Problem to solve >>
Repeat each record below exactly as given.

Task data >>
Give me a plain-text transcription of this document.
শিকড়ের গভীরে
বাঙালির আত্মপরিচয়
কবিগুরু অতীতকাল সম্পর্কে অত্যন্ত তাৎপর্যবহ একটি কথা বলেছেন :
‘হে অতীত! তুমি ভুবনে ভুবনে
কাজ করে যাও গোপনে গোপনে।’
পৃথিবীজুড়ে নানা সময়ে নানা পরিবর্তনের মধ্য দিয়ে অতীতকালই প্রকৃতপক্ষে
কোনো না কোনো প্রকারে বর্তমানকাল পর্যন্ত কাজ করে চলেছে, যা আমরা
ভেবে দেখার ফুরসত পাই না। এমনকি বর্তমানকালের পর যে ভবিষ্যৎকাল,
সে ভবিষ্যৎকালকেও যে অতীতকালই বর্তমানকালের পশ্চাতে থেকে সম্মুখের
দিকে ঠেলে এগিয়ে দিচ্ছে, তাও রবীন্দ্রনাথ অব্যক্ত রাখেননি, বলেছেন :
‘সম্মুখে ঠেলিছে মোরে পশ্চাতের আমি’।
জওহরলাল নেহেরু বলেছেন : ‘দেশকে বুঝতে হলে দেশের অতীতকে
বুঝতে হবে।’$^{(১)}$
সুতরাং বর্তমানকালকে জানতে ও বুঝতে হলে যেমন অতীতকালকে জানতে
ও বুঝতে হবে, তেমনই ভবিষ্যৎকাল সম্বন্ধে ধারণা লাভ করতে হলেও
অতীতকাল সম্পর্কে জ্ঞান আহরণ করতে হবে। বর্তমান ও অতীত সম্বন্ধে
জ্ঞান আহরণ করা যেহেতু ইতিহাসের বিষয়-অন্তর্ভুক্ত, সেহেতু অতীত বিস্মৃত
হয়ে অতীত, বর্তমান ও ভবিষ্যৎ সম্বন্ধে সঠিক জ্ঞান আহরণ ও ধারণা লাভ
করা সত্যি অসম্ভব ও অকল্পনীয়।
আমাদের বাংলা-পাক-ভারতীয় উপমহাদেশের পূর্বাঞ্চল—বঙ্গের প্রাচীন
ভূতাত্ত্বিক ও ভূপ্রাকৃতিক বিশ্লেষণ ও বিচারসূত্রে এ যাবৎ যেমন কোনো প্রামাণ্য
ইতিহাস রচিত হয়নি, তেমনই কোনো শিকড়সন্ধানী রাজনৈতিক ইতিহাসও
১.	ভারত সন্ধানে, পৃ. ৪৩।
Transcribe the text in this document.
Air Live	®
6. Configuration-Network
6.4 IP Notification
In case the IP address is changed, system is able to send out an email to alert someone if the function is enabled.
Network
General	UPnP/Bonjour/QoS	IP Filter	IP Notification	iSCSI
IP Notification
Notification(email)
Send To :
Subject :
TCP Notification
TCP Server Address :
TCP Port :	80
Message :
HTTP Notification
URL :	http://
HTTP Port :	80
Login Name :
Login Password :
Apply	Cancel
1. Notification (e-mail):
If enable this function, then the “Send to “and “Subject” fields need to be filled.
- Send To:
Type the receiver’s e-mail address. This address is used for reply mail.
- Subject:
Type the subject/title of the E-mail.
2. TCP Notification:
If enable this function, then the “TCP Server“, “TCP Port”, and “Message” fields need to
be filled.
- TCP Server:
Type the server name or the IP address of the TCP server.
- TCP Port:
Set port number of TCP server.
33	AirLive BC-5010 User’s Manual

Result of this task >>
Give me a plain-text transcription of this document.
শিকড়ের গভীরে
বাঙালির আত্মপরিচয়
কবিগুরু অতীতকাল সম্পর্কে অত্যন্ত তাৎপর্যবহ একটি কথা বলেছেন :
‘হে অতীত! তুমি ভুবনে ভুবনে
কাজ করে যাও গোপনে গোপনে।’
পৃথিবীজুড়ে নানা সময়ে নানা পরিবর্তনের মধ্য দিয়ে অতীতকালই প্রকৃতপক্ষে
কোনো না কোনো প্রকারে বর্তমানকাল পর্যন্ত কাজ করে চলেছে, যা আমরা
ভেবে দেখার ফুরসত পাই না। এমনকি বর্তমানকালের পর যে ভবিষ্যৎকাল,
সে ভবিষ্যৎকালকেও যে অতীতকালই বর্তমানকালের পশ্চাতে থেকে সম্মুখের
দিকে ঠেলে এগিয়ে দিচ্ছে, তাও রবীন্দ্রনাথ অব্যক্ত রাখেননি, বলেছেন :
‘সম্মুখে ঠেলিছে মোরে পশ্চাতের আমি’।
জওহরলাল নেহেরু বলেছেন : ‘দেশকে বুঝতে হলে দেশের অতীতকে
বুঝতে হবে।’$^{(১)}$
সুতরাং বর্তমানকালকে জানতে ও বুঝতে হলে যেমন অতীতকালকে জানতে
ও বুঝতে হবে, তেমনই ভবিষ্যৎকাল সম্বন্ধে ধারণা লাভ করতে হলেও
অতীতকাল সম্পর্কে জ্ঞান আহরণ করতে হবে। বর্তমান ও অতীত সম্বন্ধে
জ্ঞান আহরণ করা যেহেতু ইতিহাসের বিষয়-অন্তর্ভুক্ত, সেহেতু অতীত বিস্মৃত
হয়ে অতীত, বর্তমান ও ভবিষ্যৎ সম্বন্ধে সঠিক জ্ঞান আহরণ ও ধারণা লাভ
করা সত্যি অসম্ভব ও অকল্পনীয়।
আমাদের বাংলা-পাক-ভারতীয় উপমহাদেশের পূর্বাঞ্চল—বঙ্গের প্রাচীন
ভূতাত্ত্বিক ও ভূপ্রাকৃতিক বিশ্লেষণ ও বিচারসূত্রে এ যাবৎ যেমন কোনো প্রামাণ্য
ইতিহাস রচিত হয়নি, তেমনই কোনো শিকড়সন্ধানী রাজনৈতিক ইতিহাসও
১.	ভারত সন্ধানে, পৃ. ৪৩।
Transcribe the text in this document.
Air Live	®
6. Configuration-Network
6.4 IP Notification
In case the IP address is changed, system is able to send out an email to alert someone if the function is enabled.
Network
General	UPnP/Bonjour/QoS	IP Filter	IP Notification	iSCSI
IP Notification
Notification(email)
Send To :
Subject :
TCP Notification
TCP Server Address :
TCP Port :	80
Message :
HTTP Notification
URL :	http://
HTTP Port :	80
Login Name :
Login Password :
Apply	Cancel
1. Notification (e-mail):
If enable this function, then the “Send to “and “Subject” fields need to be filled.
- Send To:
Type the receiver’s e-mail address. This address is used for reply mail.
- Subject:
Type the subject/title of the E-mail.
2. TCP Notification:
If enable this function, then the “TCP Server“, “TCP Port”, and “Message” fields need to
be filled.
- TCP Server:
Type the server name or the IP address of the TCP server.
- TCP Port:
Set port number of TCP server.
33	AirLive BC-5010 User’s Manual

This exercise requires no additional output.